## begin INPUT

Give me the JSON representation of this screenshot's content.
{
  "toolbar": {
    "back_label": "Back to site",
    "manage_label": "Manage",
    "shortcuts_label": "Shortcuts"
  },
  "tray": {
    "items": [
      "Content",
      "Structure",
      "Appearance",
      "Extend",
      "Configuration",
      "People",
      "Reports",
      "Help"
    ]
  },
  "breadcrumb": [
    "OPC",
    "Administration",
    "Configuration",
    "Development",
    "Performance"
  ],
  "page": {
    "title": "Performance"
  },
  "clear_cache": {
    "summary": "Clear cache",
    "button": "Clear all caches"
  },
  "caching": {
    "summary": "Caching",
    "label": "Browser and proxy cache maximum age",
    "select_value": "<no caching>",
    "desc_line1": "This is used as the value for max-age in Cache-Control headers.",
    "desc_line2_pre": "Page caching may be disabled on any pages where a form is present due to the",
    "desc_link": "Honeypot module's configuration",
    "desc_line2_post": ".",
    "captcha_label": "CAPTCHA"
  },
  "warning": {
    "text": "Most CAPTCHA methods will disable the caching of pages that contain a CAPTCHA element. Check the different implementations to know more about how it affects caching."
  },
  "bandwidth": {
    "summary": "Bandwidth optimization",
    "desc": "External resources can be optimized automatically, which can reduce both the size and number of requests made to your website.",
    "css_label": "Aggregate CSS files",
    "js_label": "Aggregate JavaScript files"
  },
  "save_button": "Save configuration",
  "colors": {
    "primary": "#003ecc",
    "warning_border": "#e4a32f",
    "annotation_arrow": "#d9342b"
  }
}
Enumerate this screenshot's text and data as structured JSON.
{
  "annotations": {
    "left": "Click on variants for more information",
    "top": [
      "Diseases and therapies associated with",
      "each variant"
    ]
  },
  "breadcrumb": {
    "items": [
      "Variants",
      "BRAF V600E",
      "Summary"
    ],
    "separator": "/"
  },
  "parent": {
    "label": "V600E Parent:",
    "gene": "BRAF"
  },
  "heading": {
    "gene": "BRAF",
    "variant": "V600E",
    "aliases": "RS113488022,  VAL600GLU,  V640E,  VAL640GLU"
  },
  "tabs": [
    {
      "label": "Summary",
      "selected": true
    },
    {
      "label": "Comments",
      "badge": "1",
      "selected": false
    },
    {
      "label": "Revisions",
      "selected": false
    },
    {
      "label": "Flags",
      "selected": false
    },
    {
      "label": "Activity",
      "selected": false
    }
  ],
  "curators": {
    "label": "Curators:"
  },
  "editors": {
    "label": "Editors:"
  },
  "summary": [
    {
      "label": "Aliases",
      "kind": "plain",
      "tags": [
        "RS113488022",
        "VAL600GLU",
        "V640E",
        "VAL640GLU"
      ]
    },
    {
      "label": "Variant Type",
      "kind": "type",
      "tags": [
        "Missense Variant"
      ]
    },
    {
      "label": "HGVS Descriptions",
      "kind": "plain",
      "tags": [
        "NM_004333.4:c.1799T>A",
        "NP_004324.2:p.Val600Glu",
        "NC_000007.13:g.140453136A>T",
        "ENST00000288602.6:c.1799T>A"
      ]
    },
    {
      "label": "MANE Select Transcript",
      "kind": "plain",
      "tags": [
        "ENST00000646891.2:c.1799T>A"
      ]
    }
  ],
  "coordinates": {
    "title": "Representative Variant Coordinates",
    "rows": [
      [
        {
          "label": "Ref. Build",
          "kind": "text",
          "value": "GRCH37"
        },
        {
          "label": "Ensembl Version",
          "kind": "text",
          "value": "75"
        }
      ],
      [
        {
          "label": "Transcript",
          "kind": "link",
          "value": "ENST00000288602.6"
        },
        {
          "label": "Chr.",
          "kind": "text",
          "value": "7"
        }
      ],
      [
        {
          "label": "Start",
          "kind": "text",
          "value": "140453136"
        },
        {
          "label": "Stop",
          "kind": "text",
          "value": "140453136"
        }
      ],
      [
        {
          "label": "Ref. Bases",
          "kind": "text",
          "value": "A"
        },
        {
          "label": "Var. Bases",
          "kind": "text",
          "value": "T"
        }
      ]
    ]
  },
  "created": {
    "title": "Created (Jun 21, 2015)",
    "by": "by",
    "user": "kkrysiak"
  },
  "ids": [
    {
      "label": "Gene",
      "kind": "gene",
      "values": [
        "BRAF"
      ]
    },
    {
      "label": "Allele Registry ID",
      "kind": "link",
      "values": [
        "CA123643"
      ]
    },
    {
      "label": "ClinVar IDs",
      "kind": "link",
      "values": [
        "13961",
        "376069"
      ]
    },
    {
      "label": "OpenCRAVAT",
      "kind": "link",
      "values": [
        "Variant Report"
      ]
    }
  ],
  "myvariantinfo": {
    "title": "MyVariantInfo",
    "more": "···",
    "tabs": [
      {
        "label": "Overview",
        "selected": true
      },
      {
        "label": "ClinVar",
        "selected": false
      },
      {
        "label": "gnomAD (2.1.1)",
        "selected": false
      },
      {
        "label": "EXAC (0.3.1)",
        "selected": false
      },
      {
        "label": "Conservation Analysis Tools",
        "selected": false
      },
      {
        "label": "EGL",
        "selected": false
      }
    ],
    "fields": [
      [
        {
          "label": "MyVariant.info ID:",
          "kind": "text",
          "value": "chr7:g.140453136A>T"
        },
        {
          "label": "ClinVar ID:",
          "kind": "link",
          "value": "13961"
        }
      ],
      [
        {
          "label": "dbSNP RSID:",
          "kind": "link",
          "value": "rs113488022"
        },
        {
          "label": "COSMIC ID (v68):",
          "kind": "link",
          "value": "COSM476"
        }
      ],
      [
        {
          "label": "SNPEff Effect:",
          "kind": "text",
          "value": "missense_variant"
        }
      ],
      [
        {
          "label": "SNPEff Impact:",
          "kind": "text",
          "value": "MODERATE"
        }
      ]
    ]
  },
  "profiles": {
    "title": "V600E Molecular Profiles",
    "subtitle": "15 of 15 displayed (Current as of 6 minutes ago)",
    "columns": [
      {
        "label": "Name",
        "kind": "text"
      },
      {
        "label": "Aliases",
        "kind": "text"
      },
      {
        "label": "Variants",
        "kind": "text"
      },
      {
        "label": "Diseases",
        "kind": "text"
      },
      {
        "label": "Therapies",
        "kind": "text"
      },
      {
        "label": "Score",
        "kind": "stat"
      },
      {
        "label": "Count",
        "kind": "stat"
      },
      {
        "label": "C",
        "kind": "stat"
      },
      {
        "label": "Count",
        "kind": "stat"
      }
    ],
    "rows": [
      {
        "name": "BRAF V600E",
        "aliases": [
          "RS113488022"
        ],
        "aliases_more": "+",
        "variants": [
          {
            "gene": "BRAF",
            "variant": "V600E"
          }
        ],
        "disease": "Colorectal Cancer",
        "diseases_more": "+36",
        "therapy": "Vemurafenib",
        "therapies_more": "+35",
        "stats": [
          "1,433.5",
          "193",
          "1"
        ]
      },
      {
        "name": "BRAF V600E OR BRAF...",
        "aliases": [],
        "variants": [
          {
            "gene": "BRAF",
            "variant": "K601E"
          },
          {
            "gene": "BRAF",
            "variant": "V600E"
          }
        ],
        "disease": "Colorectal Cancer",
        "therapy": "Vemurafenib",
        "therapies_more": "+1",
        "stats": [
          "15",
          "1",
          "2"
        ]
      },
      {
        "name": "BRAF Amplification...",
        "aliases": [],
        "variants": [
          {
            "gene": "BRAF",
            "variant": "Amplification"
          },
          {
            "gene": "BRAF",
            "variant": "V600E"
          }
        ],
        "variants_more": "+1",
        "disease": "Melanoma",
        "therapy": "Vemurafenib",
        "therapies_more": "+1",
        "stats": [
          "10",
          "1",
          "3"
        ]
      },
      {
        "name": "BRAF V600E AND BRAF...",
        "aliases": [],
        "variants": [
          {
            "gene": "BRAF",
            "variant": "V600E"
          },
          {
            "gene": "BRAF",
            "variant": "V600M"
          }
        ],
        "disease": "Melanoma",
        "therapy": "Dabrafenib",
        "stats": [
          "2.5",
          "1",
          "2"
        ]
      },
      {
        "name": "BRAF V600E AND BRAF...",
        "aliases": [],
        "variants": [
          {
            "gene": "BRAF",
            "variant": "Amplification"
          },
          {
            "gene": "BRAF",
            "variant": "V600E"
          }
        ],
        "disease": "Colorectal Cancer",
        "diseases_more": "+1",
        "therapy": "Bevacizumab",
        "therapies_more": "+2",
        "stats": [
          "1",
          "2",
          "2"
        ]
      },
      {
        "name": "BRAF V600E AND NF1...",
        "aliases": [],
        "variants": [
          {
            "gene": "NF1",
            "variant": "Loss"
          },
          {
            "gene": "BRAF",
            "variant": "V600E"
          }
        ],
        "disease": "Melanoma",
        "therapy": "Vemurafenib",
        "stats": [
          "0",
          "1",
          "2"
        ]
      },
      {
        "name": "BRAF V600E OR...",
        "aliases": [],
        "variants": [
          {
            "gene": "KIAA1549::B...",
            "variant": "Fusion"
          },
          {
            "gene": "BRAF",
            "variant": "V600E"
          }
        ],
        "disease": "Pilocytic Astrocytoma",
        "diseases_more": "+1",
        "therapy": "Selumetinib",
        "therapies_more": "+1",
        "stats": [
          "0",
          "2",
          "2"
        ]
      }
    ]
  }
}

## end INPUT

Provide the number of lines in the data above that contain the string "CAPTCHA", and nothing else.

• _OUTPUT BELOW_: 2